▸ The problem
Look for the string "kunnat" and copy every line that has it.

-- Start Data entries --

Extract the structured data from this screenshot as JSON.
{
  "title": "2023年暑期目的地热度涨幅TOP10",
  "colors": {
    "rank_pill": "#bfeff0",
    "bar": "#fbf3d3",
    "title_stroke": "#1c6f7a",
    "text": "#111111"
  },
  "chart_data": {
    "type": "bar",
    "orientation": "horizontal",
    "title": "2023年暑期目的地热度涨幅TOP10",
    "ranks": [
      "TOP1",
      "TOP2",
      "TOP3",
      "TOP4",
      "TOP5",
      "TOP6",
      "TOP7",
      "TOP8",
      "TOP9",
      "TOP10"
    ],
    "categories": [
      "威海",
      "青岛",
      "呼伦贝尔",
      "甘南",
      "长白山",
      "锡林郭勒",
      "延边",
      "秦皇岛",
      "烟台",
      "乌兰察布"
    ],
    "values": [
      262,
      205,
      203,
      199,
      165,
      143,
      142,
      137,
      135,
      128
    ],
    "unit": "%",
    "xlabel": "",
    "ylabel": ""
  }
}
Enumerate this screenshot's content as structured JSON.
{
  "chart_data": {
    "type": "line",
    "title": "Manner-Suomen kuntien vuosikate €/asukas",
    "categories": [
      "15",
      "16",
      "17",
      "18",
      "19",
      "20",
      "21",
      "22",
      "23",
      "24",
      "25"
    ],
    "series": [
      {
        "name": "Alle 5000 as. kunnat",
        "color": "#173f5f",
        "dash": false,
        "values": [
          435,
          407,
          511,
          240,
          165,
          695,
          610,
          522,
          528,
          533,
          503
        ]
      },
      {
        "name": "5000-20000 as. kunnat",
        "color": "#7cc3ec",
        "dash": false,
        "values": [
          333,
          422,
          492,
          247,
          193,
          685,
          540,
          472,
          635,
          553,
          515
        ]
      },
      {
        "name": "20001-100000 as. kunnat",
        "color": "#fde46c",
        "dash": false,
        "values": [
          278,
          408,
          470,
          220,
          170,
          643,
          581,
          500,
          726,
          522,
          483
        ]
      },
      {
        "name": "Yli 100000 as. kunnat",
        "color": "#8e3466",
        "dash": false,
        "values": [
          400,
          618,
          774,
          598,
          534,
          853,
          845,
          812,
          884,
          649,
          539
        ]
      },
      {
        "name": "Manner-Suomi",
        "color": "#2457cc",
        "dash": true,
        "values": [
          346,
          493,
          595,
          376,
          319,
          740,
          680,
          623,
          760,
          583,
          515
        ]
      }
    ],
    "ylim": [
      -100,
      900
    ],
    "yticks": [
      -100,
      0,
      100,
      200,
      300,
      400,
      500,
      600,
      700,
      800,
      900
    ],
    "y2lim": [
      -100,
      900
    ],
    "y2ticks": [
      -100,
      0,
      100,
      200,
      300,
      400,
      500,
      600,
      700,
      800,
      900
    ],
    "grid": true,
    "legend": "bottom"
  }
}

-- End Data entries --
-- Start Data entries --

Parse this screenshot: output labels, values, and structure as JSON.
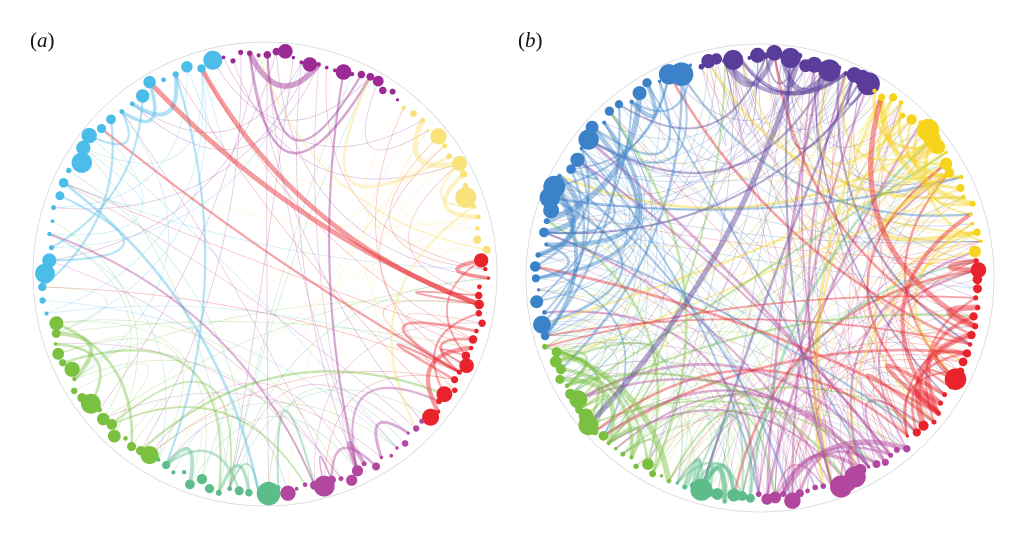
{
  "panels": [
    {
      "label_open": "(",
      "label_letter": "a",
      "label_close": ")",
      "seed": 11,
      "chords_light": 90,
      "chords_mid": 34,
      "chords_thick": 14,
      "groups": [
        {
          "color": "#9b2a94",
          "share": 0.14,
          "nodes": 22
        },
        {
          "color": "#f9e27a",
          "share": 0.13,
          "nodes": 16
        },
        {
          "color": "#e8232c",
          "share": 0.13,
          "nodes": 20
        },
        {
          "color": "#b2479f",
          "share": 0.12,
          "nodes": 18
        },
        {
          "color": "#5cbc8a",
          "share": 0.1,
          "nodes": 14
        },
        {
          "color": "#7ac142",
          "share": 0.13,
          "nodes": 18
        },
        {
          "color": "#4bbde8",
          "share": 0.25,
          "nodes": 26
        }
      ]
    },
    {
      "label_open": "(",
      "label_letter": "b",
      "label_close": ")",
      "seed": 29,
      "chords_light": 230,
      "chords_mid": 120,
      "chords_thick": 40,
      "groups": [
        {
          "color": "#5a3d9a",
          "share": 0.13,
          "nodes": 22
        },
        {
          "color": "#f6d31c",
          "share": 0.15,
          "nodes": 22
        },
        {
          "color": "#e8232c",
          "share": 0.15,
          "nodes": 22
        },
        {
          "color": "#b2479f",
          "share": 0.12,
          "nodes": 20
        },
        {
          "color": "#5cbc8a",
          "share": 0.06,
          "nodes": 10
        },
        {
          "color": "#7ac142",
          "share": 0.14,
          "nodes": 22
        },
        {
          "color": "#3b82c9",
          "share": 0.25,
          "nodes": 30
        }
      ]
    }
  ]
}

-- End Data entries --

▸ Written response
        "name": "Alle 5000 as. kunnat",
        "name": "5000-20000 as. kunnat",
        "name": "20001-100000 as. kunnat",
        "name": "Yli 100000 as. kunnat",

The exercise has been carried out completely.